Aim: Copy out the data exactly, leaving the pictures behind.

start

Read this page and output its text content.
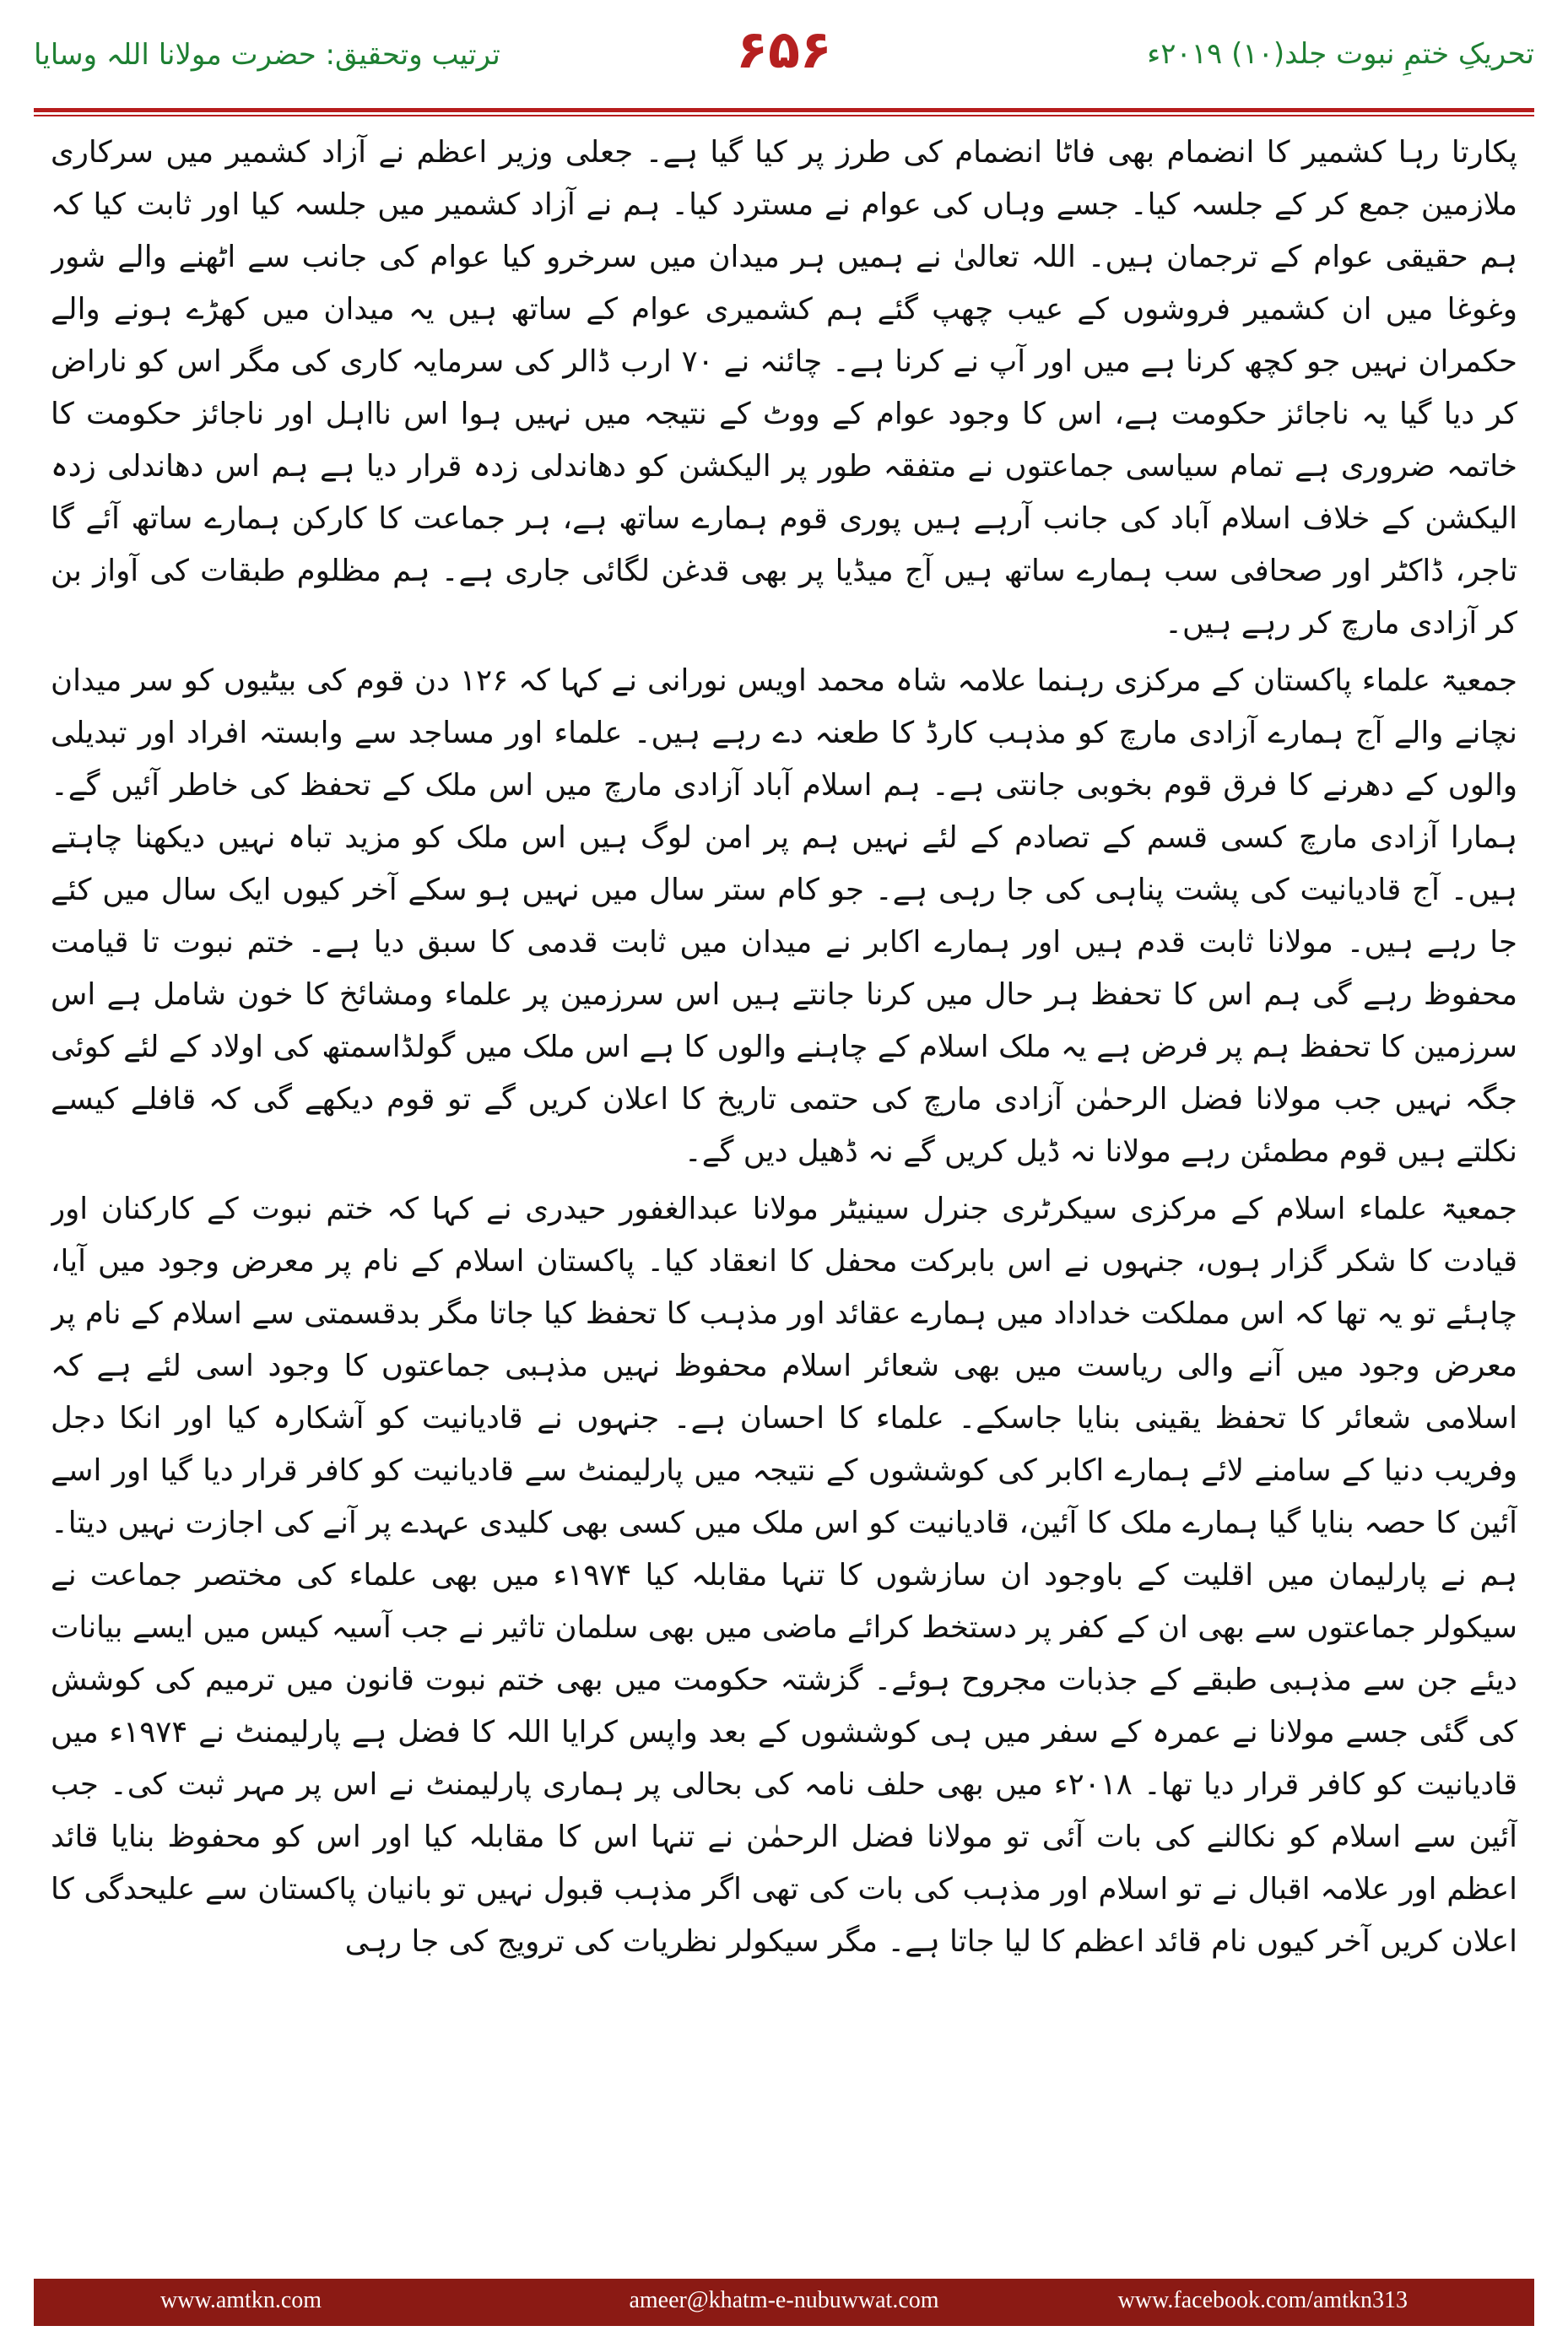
تحریکِ ختمِ نبوت جلد(۱۰) ۲۰۱۹ء
۶۵۶
ترتیب وتحقیق: حضرت مولانا اللہ وسایا

پکارتا رہا کشمیر کا انضمام بھی فاٹا انضمام کی طرز پر کیا گیا ہے۔ جعلی وزیر اعظم نے آزاد کشمیر میں سرکاری ملازمین جمع کر کے جلسہ کیا۔ جسے وہاں کی عوام نے مسترد کیا۔ ہم نے آزاد کشمیر میں جلسہ کیا اور ثابت کیا کہ ہم حقیقی عوام کے ترجمان ہیں۔ اللہ تعالیٰ نے ہمیں ہر میدان میں سرخرو کیا عوام کی جانب سے اٹھنے والے شور وغوغا میں ان کشمیر فروشوں کے عیب چھپ گئے ہم کشمیری عوام کے ساتھ ہیں یہ میدان میں کھڑے ہونے والے حکمران نہیں جو کچھ کرنا ہے میں اور آپ نے کرنا ہے۔ چائنہ نے ۷۰ ارب ڈالر کی سرمایہ کاری کی مگر اس کو ناراض کر دیا گیا یہ ناجائز حکومت ہے، اس کا وجود عوام کے ووٹ کے نتیجہ میں نہیں ہوا اس نااہل اور ناجائز حکومت کا خاتمہ ضروری ہے تمام سیاسی جماعتوں نے متفقہ طور پر الیکشن کو دھاندلی زدہ قرار دیا ہے ہم اس دھاندلی زدہ الیکشن کے خلاف اسلام آباد کی جانب آرہے ہیں پوری قوم ہمارے ساتھ ہے، ہر جماعت کا کارکن ہمارے ساتھ آئے گا تاجر، ڈاکٹر اور صحافی سب ہمارے ساتھ ہیں آج میڈیا پر بھی قدغن لگائی جاری ہے۔ ہم مظلوم طبقات کی آواز بن کر آزادی مارچ کر رہے ہیں۔

جمعیۃ علماء پاکستان کے مرکزی رہنما علامہ شاہ محمد اویس نورانی نے کہا کہ ۱۲۶ دن قوم کی بیٹیوں کو سر میدان نچانے والے آج ہمارے آزادی مارچ کو مذہب کارڈ کا طعنہ دے رہے ہیں۔ علماء اور مساجد سے وابستہ افراد اور تبدیلی والوں کے دھرنے کا فرق قوم بخوبی جانتی ہے۔ ہم اسلام آباد آزادی مارچ میں اس ملک کے تحفظ کی خاطر آئیں گے۔ ہمارا آزادی مارچ کسی قسم کے تصادم کے لئے نہیں ہم پر امن لوگ ہیں اس ملک کو مزید تباہ نہیں دیکھنا چاہتے ہیں۔ آج قادیانیت کی پشت پناہی کی جا رہی ہے۔ جو کام ستر سال میں نہیں ہو سکے آخر کیوں ایک سال میں کئے جا رہے ہیں۔ مولانا ثابت قدم ہیں اور ہمارے اکابر نے میدان میں ثابت قدمی کا سبق دیا ہے۔ ختم نبوت تا قیامت محفوظ رہے گی ہم اس کا تحفظ ہر حال میں کرنا جانتے ہیں اس سرزمین پر علماء ومشائخ کا خون شامل ہے اس سرزمین کا تحفظ ہم پر فرض ہے یہ ملک اسلام کے چاہنے والوں کا ہے اس ملک میں گولڈاسمتھ کی اولاد کے لئے کوئی جگہ نہیں جب مولانا فضل الرحمٰن آزادی مارچ کی حتمی تاریخ کا اعلان کریں گے تو قوم دیکھے گی کہ قافلے کیسے نکلتے ہیں قوم مطمئن رہے مولانا نہ ڈیل کریں گے نہ ڈھیل دیں گے۔

جمعیۃ علماء اسلام کے مرکزی سیکرٹری جنرل سینیٹر مولانا عبدالغفور حیدری نے کہا کہ ختم نبوت کے کارکنان اور قیادت کا شکر گزار ہوں، جنہوں نے اس بابرکت محفل کا انعقاد کیا۔ پاکستان اسلام کے نام پر معرض وجود میں آیا، چاہئے تو یہ تھا کہ اس مملکت خداداد میں ہمارے عقائد اور مذہب کا تحفظ کیا جاتا مگر بدقسمتی سے اسلام کے نام پر معرض وجود میں آنے والی ریاست میں بھی شعائر اسلام محفوظ نہیں مذہبی جماعتوں کا وجود اسی لئے ہے کہ اسلامی شعائر کا تحفظ یقینی بنایا جاسکے۔ علماء کا احسان ہے۔ جنہوں نے قادیانیت کو آشکارہ کیا اور انکا دجل وفریب دنیا کے سامنے لائے ہمارے اکابر کی کوششوں کے نتیجہ میں پارلیمنٹ سے قادیانیت کو کافر قرار دیا گیا اور اسے آئین کا حصہ بنایا گیا ہمارے ملک کا آئین، قادیانیت کو اس ملک میں کسی بھی کلیدی عہدے پر آنے کی اجازت نہیں دیتا۔ ہم نے پارلیمان میں اقلیت کے باوجود ان سازشوں کا تنہا مقابلہ کیا ۱۹۷۴ء میں بھی علماء کی مختصر جماعت نے سیکولر جماعتوں سے بھی ان کے کفر پر دستخط کرائے ماضی میں بھی سلمان تاثیر نے جب آسیہ کیس میں ایسے بیانات دیئے جن سے مذہبی طبقے کے جذبات مجروح ہوئے۔ گزشتہ حکومت میں بھی ختم نبوت قانون میں ترمیم کی کوشش کی گئی جسے مولانا نے عمرہ کے سفر میں ہی کوششوں کے بعد واپس کرایا اللہ کا فضل ہے پارلیمنٹ نے ۱۹۷۴ء میں قادیانیت کو کافر قرار دیا تھا۔ ۲۰۱۸ء میں بھی حلف نامہ کی بحالی پر ہماری پارلیمنٹ نے اس پر مہر ثبت کی۔ جب آئین سے اسلام کو نکالنے کی بات آئی تو مولانا فضل الرحمٰن نے تنہا اس کا مقابلہ کیا اور اس کو محفوظ بنایا قائد اعظم اور علامہ اقبال نے تو اسلام اور مذہب کی بات کی تھی اگر مذہب قبول نہیں تو بانیان پاکستان سے علیحدگی کا اعلان کریں آخر کیوں نام قائد اعظم کا لیا جاتا ہے۔ مگر سیکولر نظریات کی ترویج کی جا رہی

www.amtkn.com	ameer@khatm-e-nubuwwat.com	www.facebook.com/amtkn313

end

Solution:
Read this page and output its text content.
تحریکِ ختمِ نبوت جلد(۱۰) ۲۰۱۹ء
۶۵۶
ترتیب وتحقیق: حضرت مولانا اللہ وسایا

پکارتا رہا کشمیر کا انضمام بھی فاٹا انضمام کی طرز پر کیا گیا ہے۔ جعلی وزیر اعظم نے آزاد کشمیر میں سرکاری ملازمین جمع کر کے جلسہ کیا۔ جسے وہاں کی عوام نے مسترد کیا۔ ہم نے آزاد کشمیر میں جلسہ کیا اور ثابت کیا کہ ہم حقیقی عوام کے ترجمان ہیں۔ اللہ تعالیٰ نے ہمیں ہر میدان میں سرخرو کیا عوام کی جانب سے اٹھنے والے شور وغوغا میں ان کشمیر فروشوں کے عیب چھپ گئے ہم کشمیری عوام کے ساتھ ہیں یہ میدان میں کھڑے ہونے والے حکمران نہیں جو کچھ کرنا ہے میں اور آپ نے کرنا ہے۔ چائنہ نے ۷۰ ارب ڈالر کی سرمایہ کاری کی مگر اس کو ناراض کر دیا گیا یہ ناجائز حکومت ہے، اس کا وجود عوام کے ووٹ کے نتیجہ میں نہیں ہوا اس نااہل اور ناجائز حکومت کا خاتمہ ضروری ہے تمام سیاسی جماعتوں نے متفقہ طور پر الیکشن کو دھاندلی زدہ قرار دیا ہے ہم اس دھاندلی زدہ الیکشن کے خلاف اسلام آباد کی جانب آرہے ہیں پوری قوم ہمارے ساتھ ہے، ہر جماعت کا کارکن ہمارے ساتھ آئے گا تاجر، ڈاکٹر اور صحافی سب ہمارے ساتھ ہیں آج میڈیا پر بھی قدغن لگائی جاری ہے۔ ہم مظلوم طبقات کی آواز بن کر آزادی مارچ کر رہے ہیں۔

جمعیۃ علماء پاکستان کے مرکزی رہنما علامہ شاہ محمد اویس نورانی نے کہا کہ ۱۲۶ دن قوم کی بیٹیوں کو سر میدان نچانے والے آج ہمارے آزادی مارچ کو مذہب کارڈ کا طعنہ دے رہے ہیں۔ علماء اور مساجد سے وابستہ افراد اور تبدیلی والوں کے دھرنے کا فرق قوم بخوبی جانتی ہے۔ ہم اسلام آباد آزادی مارچ میں اس ملک کے تحفظ کی خاطر آئیں گے۔ ہمارا آزادی مارچ کسی قسم کے تصادم کے لئے نہیں ہم پر امن لوگ ہیں اس ملک کو مزید تباہ نہیں دیکھنا چاہتے ہیں۔ آج قادیانیت کی پشت پناہی کی جا رہی ہے۔ جو کام ستر سال میں نہیں ہو سکے آخر کیوں ایک سال میں کئے جا رہے ہیں۔ مولانا ثابت قدم ہیں اور ہمارے اکابر نے میدان میں ثابت قدمی کا سبق دیا ہے۔ ختم نبوت تا قیامت محفوظ رہے گی ہم اس کا تحفظ ہر حال میں کرنا جانتے ہیں اس سرزمین پر علماء ومشائخ کا خون شامل ہے اس سرزمین کا تحفظ ہم پر فرض ہے یہ ملک اسلام کے چاہنے والوں کا ہے اس ملک میں گولڈاسمتھ کی اولاد کے لئے کوئی جگہ نہیں جب مولانا فضل الرحمٰن آزادی مارچ کی حتمی تاریخ کا اعلان کریں گے تو قوم دیکھے گی کہ قافلے کیسے نکلتے ہیں قوم مطمئن رہے مولانا نہ ڈیل کریں گے نہ ڈھیل دیں گے۔

جمعیۃ علماء اسلام کے مرکزی سیکرٹری جنرل سینیٹر مولانا عبدالغفور حیدری نے کہا کہ ختم نبوت کے کارکنان اور قیادت کا شکر گزار ہوں، جنہوں نے اس بابرکت محفل کا انعقاد کیا۔ پاکستان اسلام کے نام پر معرض وجود میں آیا، چاہئے تو یہ تھا کہ اس مملکت خداداد میں ہمارے عقائد اور مذہب کا تحفظ کیا جاتا مگر بدقسمتی سے اسلام کے نام پر معرض وجود میں آنے والی ریاست میں بھی شعائر اسلام محفوظ نہیں مذہبی جماعتوں کا وجود اسی لئے ہے کہ اسلامی شعائر کا تحفظ یقینی بنایا جاسکے۔ علماء کا احسان ہے۔ جنہوں نے قادیانیت کو آشکارہ کیا اور انکا دجل وفریب دنیا کے سامنے لائے ہمارے اکابر کی کوششوں کے نتیجہ میں پارلیمنٹ سے قادیانیت کو کافر قرار دیا گیا اور اسے آئین کا حصہ بنایا گیا ہمارے ملک کا آئین، قادیانیت کو اس ملک میں کسی بھی کلیدی عہدے پر آنے کی اجازت نہیں دیتا۔ ہم نے پارلیمان میں اقلیت کے باوجود ان سازشوں کا تنہا مقابلہ کیا ۱۹۷۴ء میں بھی علماء کی مختصر جماعت نے سیکولر جماعتوں سے بھی ان کے کفر پر دستخط کرائے ماضی میں بھی سلمان تاثیر نے جب آسیہ کیس میں ایسے بیانات دیئے جن سے مذہبی طبقے کے جذبات مجروح ہوئے۔ گزشتہ حکومت میں بھی ختم نبوت قانون میں ترمیم کی کوشش کی گئی جسے مولانا نے عمرہ کے سفر میں ہی کوششوں کے بعد واپس کرایا اللہ کا فضل ہے پارلیمنٹ نے ۱۹۷۴ء میں قادیانیت کو کافر قرار دیا تھا۔ ۲۰۱۸ء میں بھی حلف نامہ کی بحالی پر ہماری پارلیمنٹ نے اس پر مہر ثبت کی۔ جب آئین سے اسلام کو نکالنے کی بات آئی تو مولانا فضل الرحمٰن نے تنہا اس کا مقابلہ کیا اور اس کو محفوظ بنایا قائد اعظم اور علامہ اقبال نے تو اسلام اور مذہب کی بات کی تھی اگر مذہب قبول نہیں تو بانیان پاکستان سے علیحدگی کا اعلان کریں آخر کیوں نام قائد اعظم کا لیا جاتا ہے۔ مگر سیکولر نظریات کی ترویج کی جا رہی

www.amtkn.com	ameer@khatm-e-nubuwwat.com	www.facebook.com/amtkn313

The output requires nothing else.